* _TASK DIRECTIONS_:
Collect each line of the entries that holds the string "amount".

[Collected data entries]

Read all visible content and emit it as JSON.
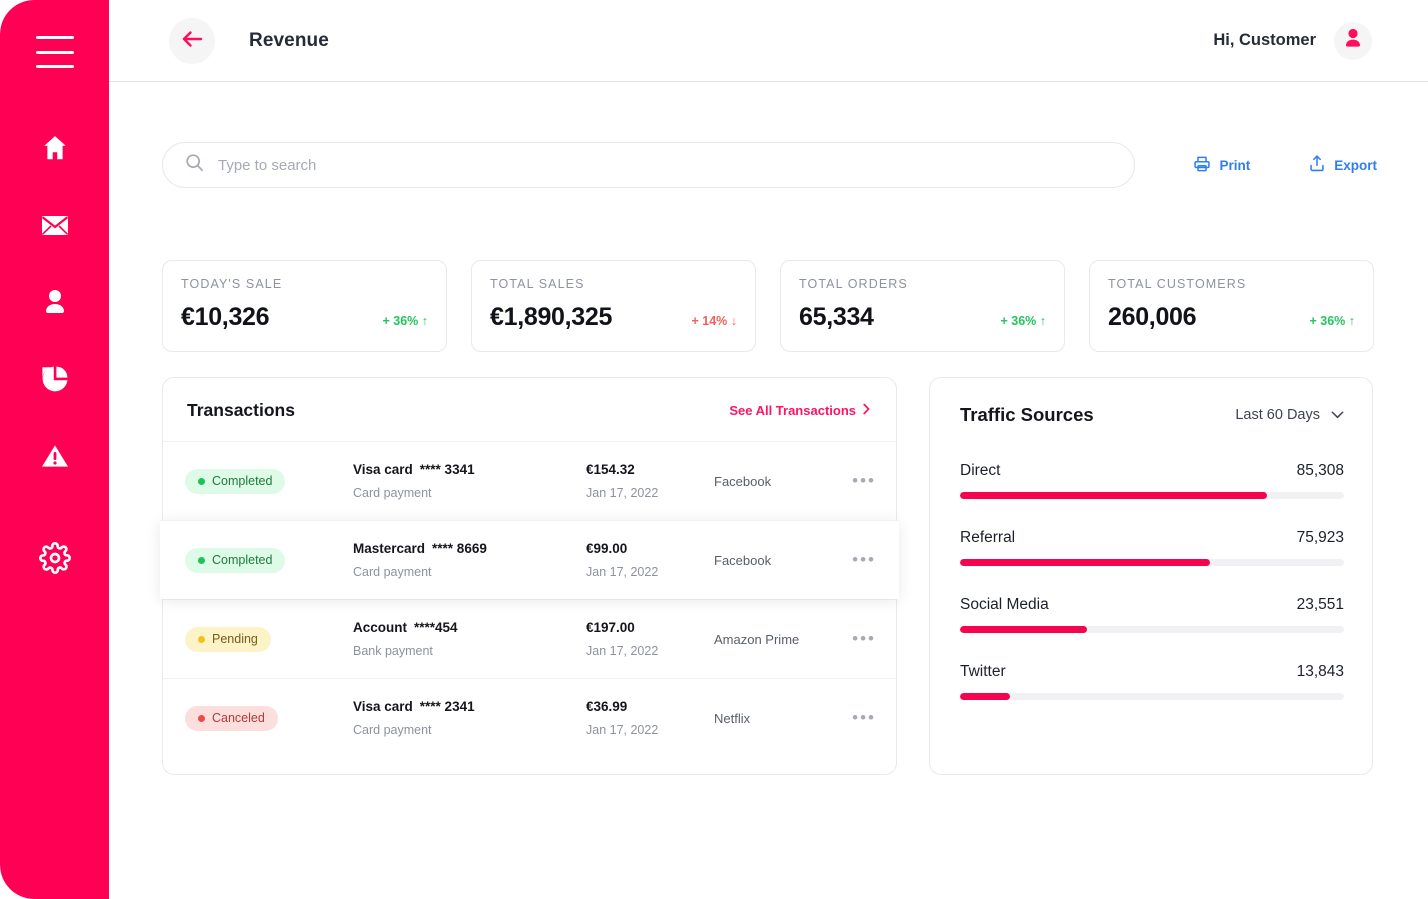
{
  "sidebar": {
    "menu_icon": "hamburger-menu-icon",
    "items": [
      {
        "icon": "home-icon",
        "name": "home"
      },
      {
        "icon": "mail-icon",
        "name": "mail"
      },
      {
        "icon": "user-icon",
        "name": "user"
      },
      {
        "icon": "pie-chart-icon",
        "name": "analytics"
      },
      {
        "icon": "alert-triangle-icon",
        "name": "alerts"
      }
    ],
    "bottom": [
      {
        "icon": "gear-icon",
        "name": "settings"
      }
    ],
    "color": "#FF0055"
  },
  "header": {
    "back_icon": "arrow-left-icon",
    "title": "Revenue",
    "greeting": "Hi, Customer",
    "avatar_icon": "user-avatar-icon"
  },
  "search": {
    "placeholder": "Type to search",
    "value": "",
    "icon": "search-icon"
  },
  "toolbar": {
    "print_label": "Print",
    "print_icon": "printer-icon",
    "export_label": "Export",
    "export_icon": "upload-icon",
    "link_color": "#2f7ef0"
  },
  "stats": [
    {
      "label": "TODAY'S SALE",
      "value": "€10,326",
      "delta": "+ 36% ↑",
      "direction": "up"
    },
    {
      "label": "TOTAL SALES",
      "value": "€1,890,325",
      "delta": "+ 14% ↓",
      "direction": "down"
    },
    {
      "label": "TOTAL ORDERS",
      "value": "65,334",
      "delta": "+ 36% ↑",
      "direction": "up"
    },
    {
      "label": "TOTAL CUSTOMERS",
      "value": "260,006",
      "delta": "+ 36% ↑",
      "direction": "up"
    }
  ],
  "transactions": {
    "title": "Transactions",
    "see_all_label": "See All Transactions",
    "see_all_icon": "chevron-right-icon",
    "more_glyph": "•••",
    "rows": [
      {
        "status": "Completed",
        "status_type": "completed",
        "method": "Visa card",
        "mask": "**** 3341",
        "method_sub": "Card payment",
        "amount": "€154.32",
        "date": "Jan 17, 2022",
        "source": "Facebook",
        "elevated": false
      },
      {
        "status": "Completed",
        "status_type": "completed",
        "method": "Mastercard",
        "mask": "**** 8669",
        "method_sub": "Card payment",
        "amount": "€99.00",
        "date": "Jan 17, 2022",
        "source": "Facebook",
        "elevated": true
      },
      {
        "status": "Pending",
        "status_type": "pending",
        "method": "Account",
        "mask": "****454",
        "method_sub": "Bank payment",
        "amount": "€197.00",
        "date": "Jan 17, 2022",
        "source": "Amazon Prime",
        "elevated": false
      },
      {
        "status": "Canceled",
        "status_type": "canceled",
        "method": "Visa card",
        "mask": "**** 2341",
        "method_sub": "Card payment",
        "amount": "€36.99",
        "date": "Jan 17, 2022",
        "source": "Netflix",
        "elevated": false
      }
    ]
  },
  "traffic_sources": {
    "title": "Traffic Sources",
    "range_label": "Last 60 Days",
    "range_icon": "chevron-down-icon",
    "bar_color": "#f5054f",
    "track_color": "#f1f1f3"
  },
  "chart_data": {
    "type": "bar",
    "title": "Traffic Sources",
    "subtitle": "Last 60 Days",
    "orientation": "horizontal",
    "categories": [
      "Direct",
      "Referral",
      "Social Media",
      "Twitter"
    ],
    "values": [
      85308,
      75923,
      23551,
      13843
    ],
    "value_labels": [
      "85,308",
      "75,923",
      "23,551",
      "13,843"
    ],
    "fill_percent": [
      80,
      65,
      33,
      13
    ],
    "xlabel": "",
    "ylabel": "",
    "grid": false,
    "legend": "none"
  }
}
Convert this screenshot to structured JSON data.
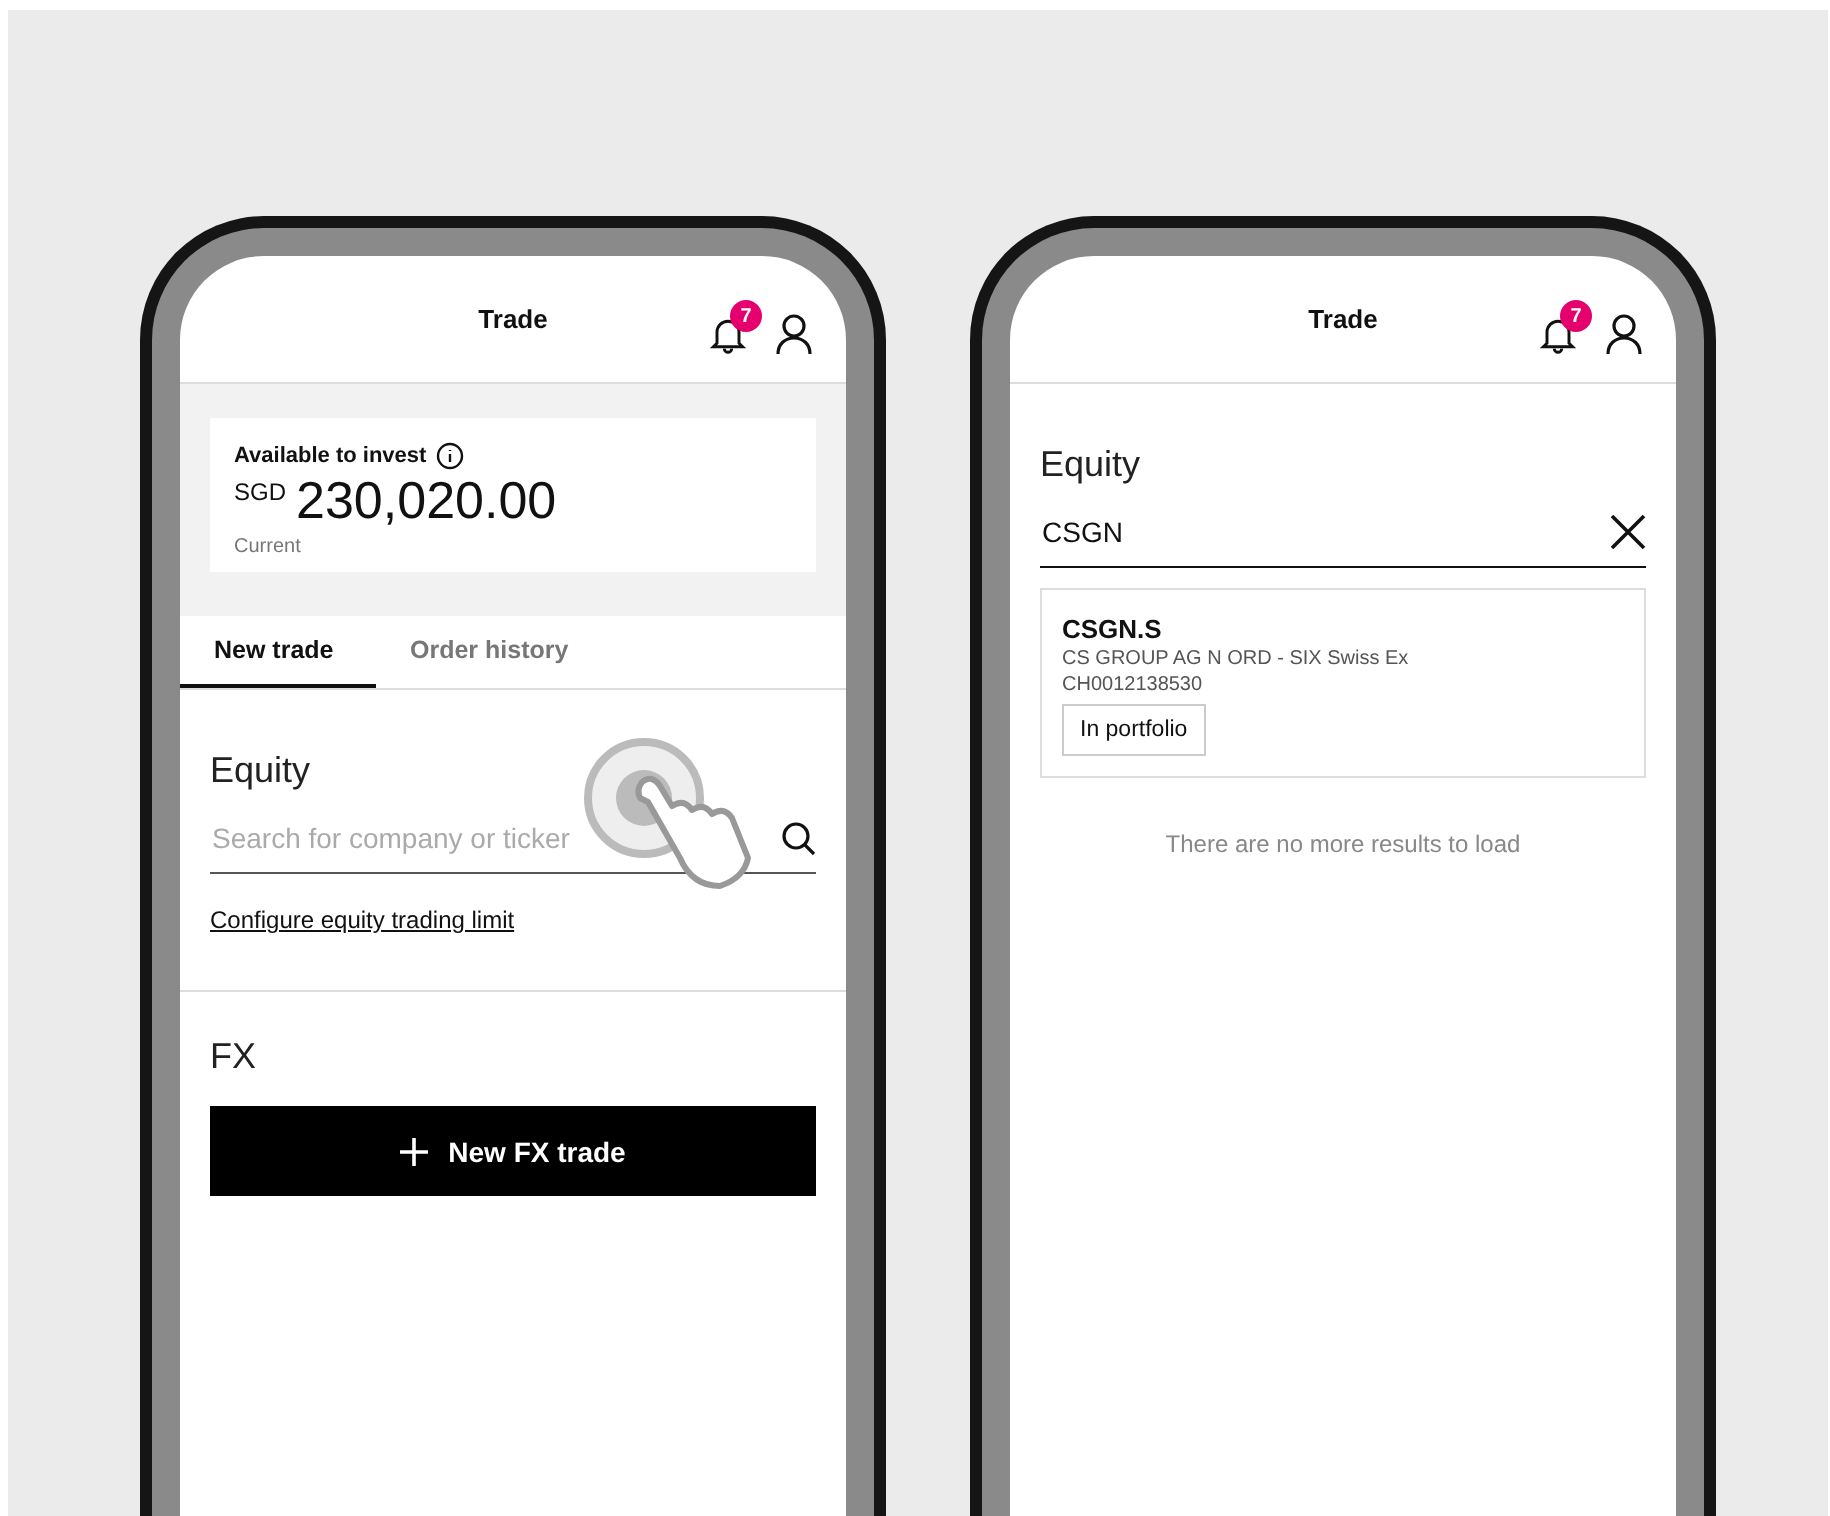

* _ANSWER TO THE EXERCISE_:
        "amount": "€154.32",
        "amount": "€99.00",
        "amount": "€197.00",
        "amount": "€36.99",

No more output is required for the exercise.